[Stored data]
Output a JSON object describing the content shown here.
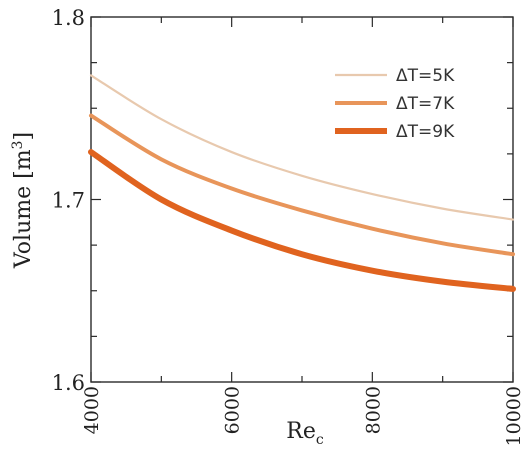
{
  "chart_data": {
    "type": "line",
    "xlabel": "Re",
    "xlabel_sub": "c",
    "ylabel": "Volume [m",
    "ylabel_sup": "3",
    "ylabel_close": "]",
    "xlim": [
      4000,
      10000
    ],
    "ylim": [
      1.6,
      1.8
    ],
    "xticks": [
      4000,
      6000,
      8000,
      10000
    ],
    "xtick_labels": [
      "4000",
      "6000",
      "8000",
      "10000"
    ],
    "yticks": [
      1.6,
      1.7,
      1.8
    ],
    "ytick_labels": [
      "1.6",
      "1.7",
      "1.8"
    ],
    "grid": false,
    "legend_position": "top-right",
    "series": [
      {
        "name": "ΔT=5K",
        "color": "#e8c9ae",
        "x": [
          4000,
          5000,
          6000,
          7000,
          8000,
          9000,
          10000
        ],
        "y": [
          1.768,
          1.744,
          1.726,
          1.713,
          1.703,
          1.695,
          1.689
        ]
      },
      {
        "name": "ΔT=7K",
        "color": "#e8955a",
        "x": [
          4000,
          5000,
          6000,
          7000,
          8000,
          9000,
          10000
        ],
        "y": [
          1.746,
          1.722,
          1.706,
          1.694,
          1.684,
          1.676,
          1.67
        ]
      },
      {
        "name": "ΔT=9K",
        "color": "#e0631f",
        "x": [
          4000,
          5000,
          6000,
          7000,
          8000,
          9000,
          10000
        ],
        "y": [
          1.726,
          1.7,
          1.683,
          1.67,
          1.661,
          1.655,
          1.651
        ]
      }
    ]
  }
}
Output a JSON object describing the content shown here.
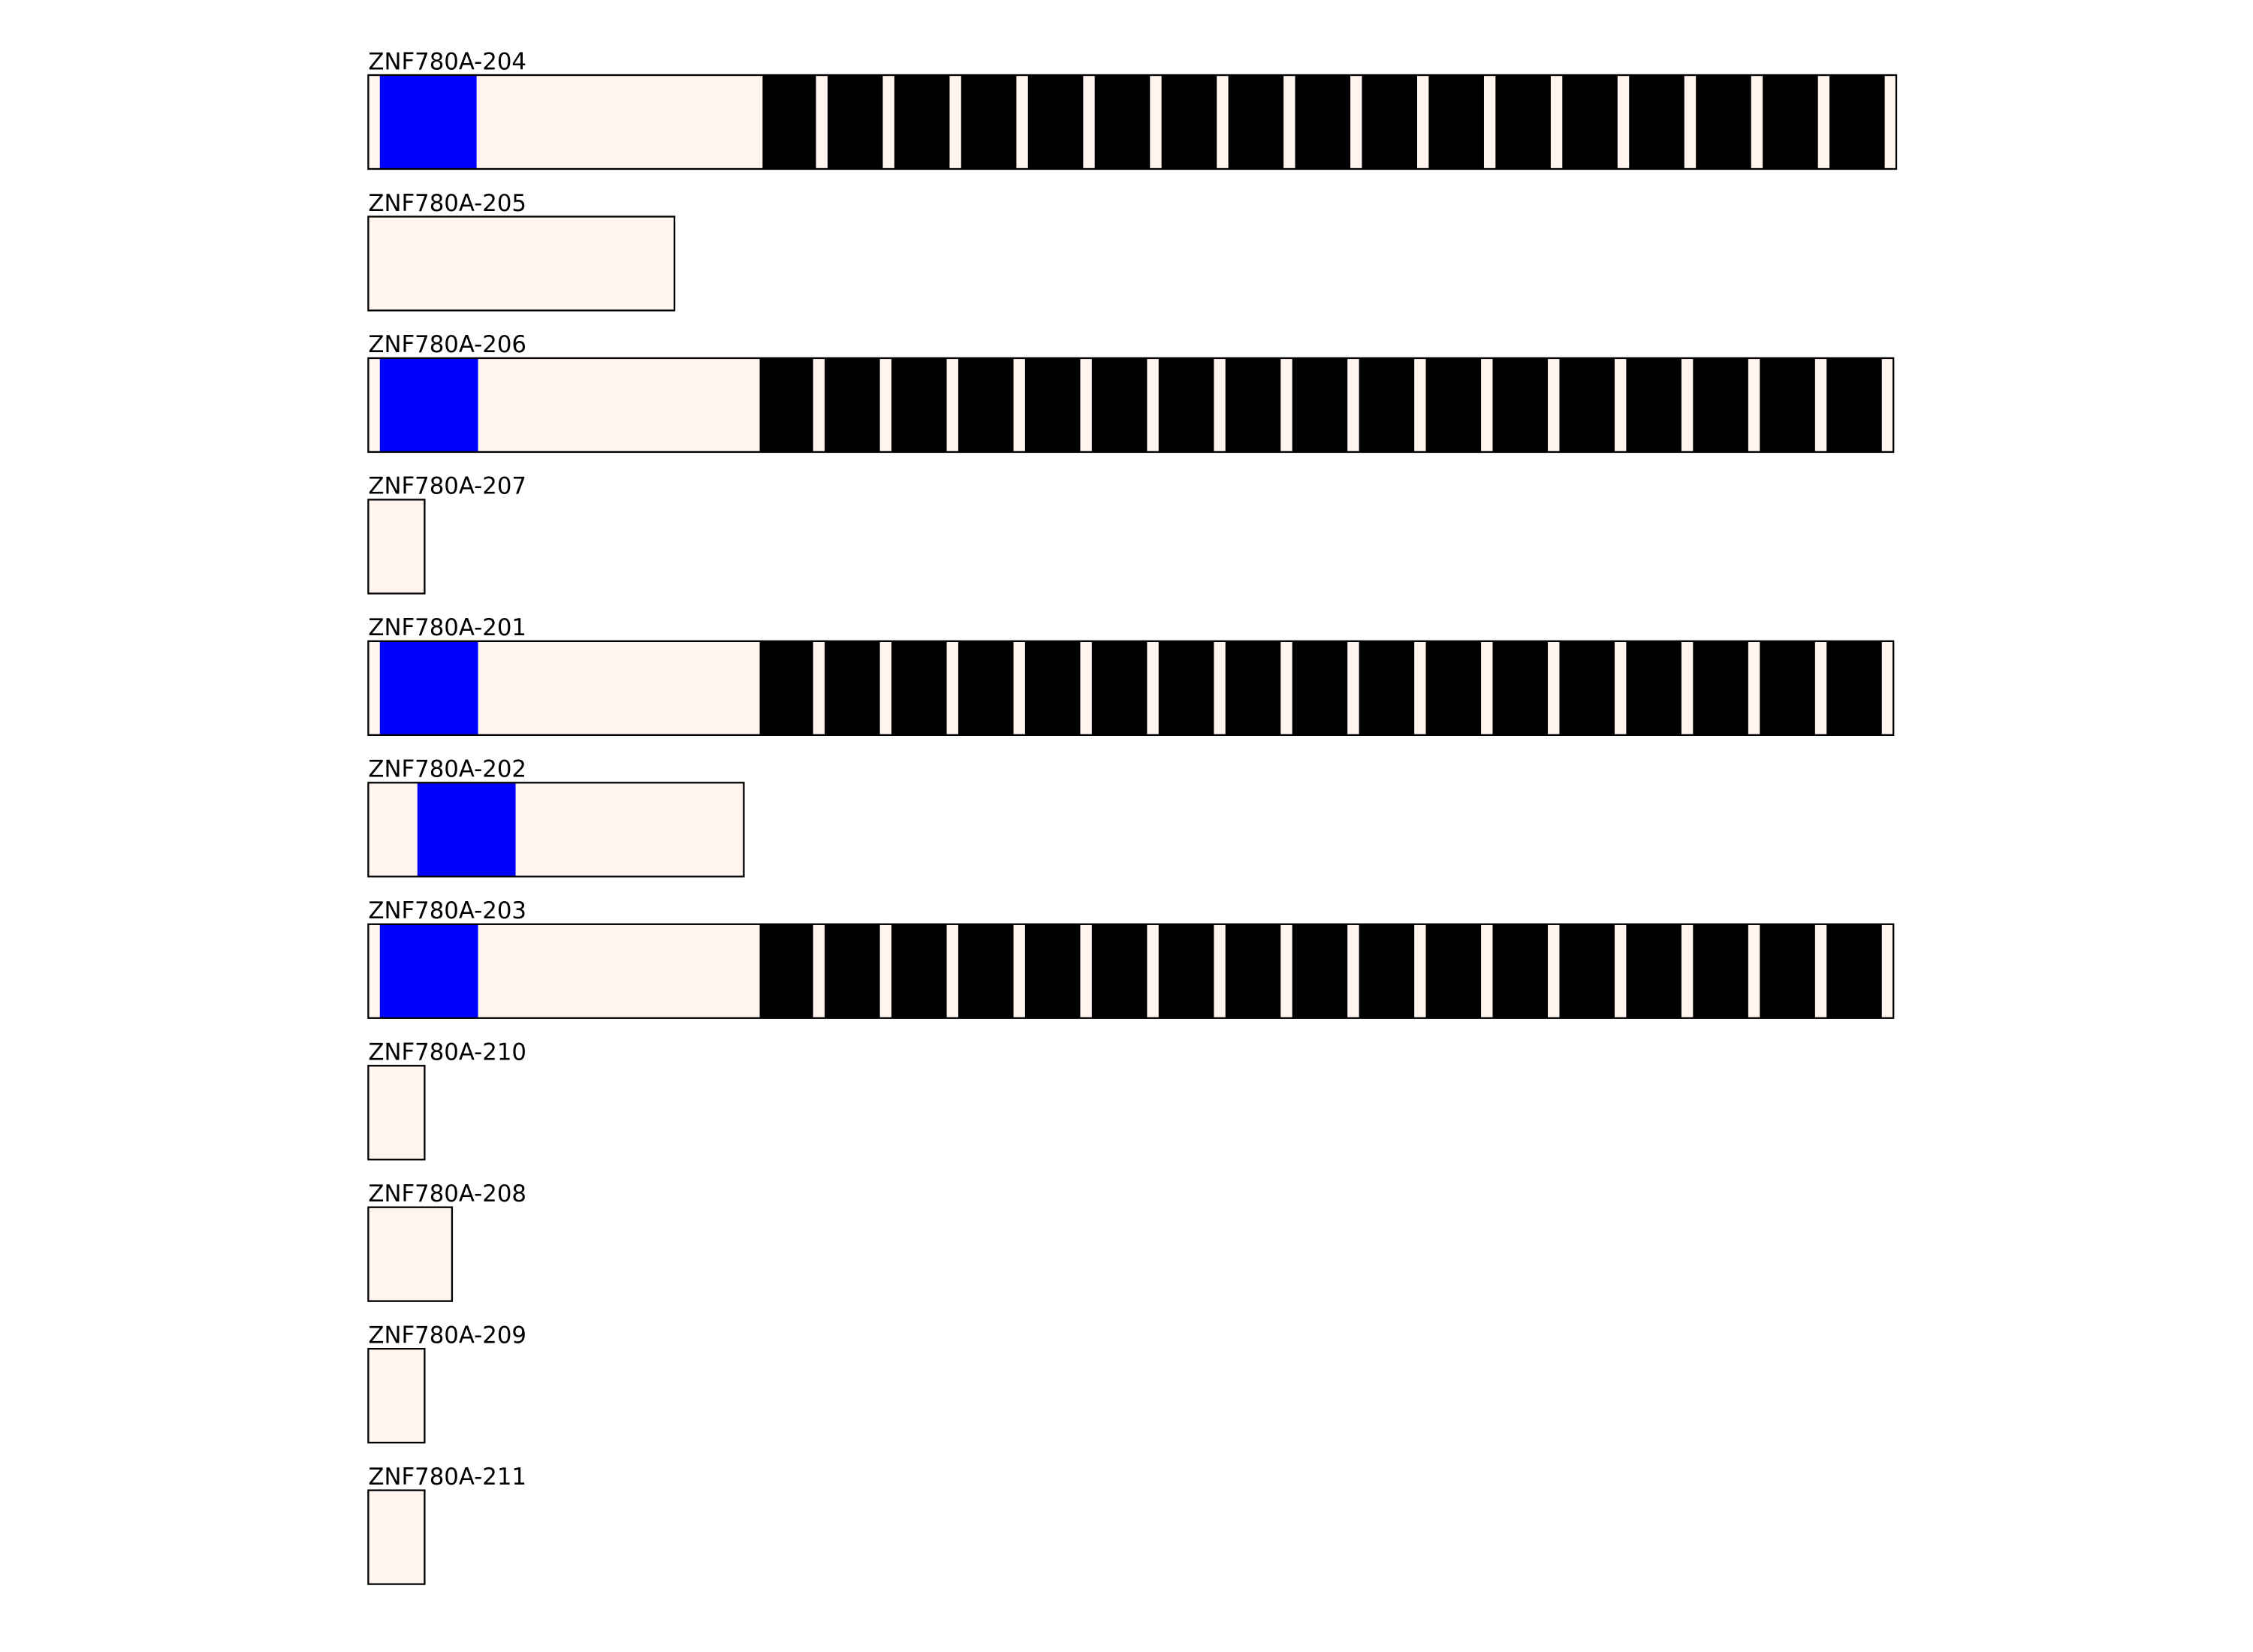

What to do —
Return the whole listing, word for word, and leave out every picture.

Result of the exercise —
Output a JSON object describing the content shown here.
{
  "chart_data": {
    "type": "line",
    "xlabel": "Re",
    "xlabel_sub": "c",
    "ylabel": "Volume [m",
    "ylabel_sup": "3",
    "ylabel_close": "]",
    "xlim": [
      4000,
      10000
    ],
    "ylim": [
      1.6,
      1.8
    ],
    "xticks": [
      4000,
      6000,
      8000,
      10000
    ],
    "xtick_labels": [
      "4000",
      "6000",
      "8000",
      "10000"
    ],
    "yticks": [
      1.6,
      1.7,
      1.8
    ],
    "ytick_labels": [
      "1.6",
      "1.7",
      "1.8"
    ],
    "grid": false,
    "legend_position": "top-right",
    "series": [
      {
        "name": "ΔT=5K",
        "color": "#e8c9ae",
        "x": [
          4000,
          5000,
          6000,
          7000,
          8000,
          9000,
          10000
        ],
        "y": [
          1.768,
          1.744,
          1.726,
          1.713,
          1.703,
          1.695,
          1.689
        ]
      },
      {
        "name": "ΔT=7K",
        "color": "#e8955a",
        "x": [
          4000,
          5000,
          6000,
          7000,
          8000,
          9000,
          10000
        ],
        "y": [
          1.746,
          1.722,
          1.706,
          1.694,
          1.684,
          1.676,
          1.67
        ]
      },
      {
        "name": "ΔT=9K",
        "color": "#e0631f",
        "x": [
          4000,
          5000,
          6000,
          7000,
          8000,
          9000,
          10000
        ],
        "y": [
          1.726,
          1.7,
          1.683,
          1.67,
          1.661,
          1.655,
          1.651
        ]
      }
    ]
  }
}
Output a JSON object describing the content shown here.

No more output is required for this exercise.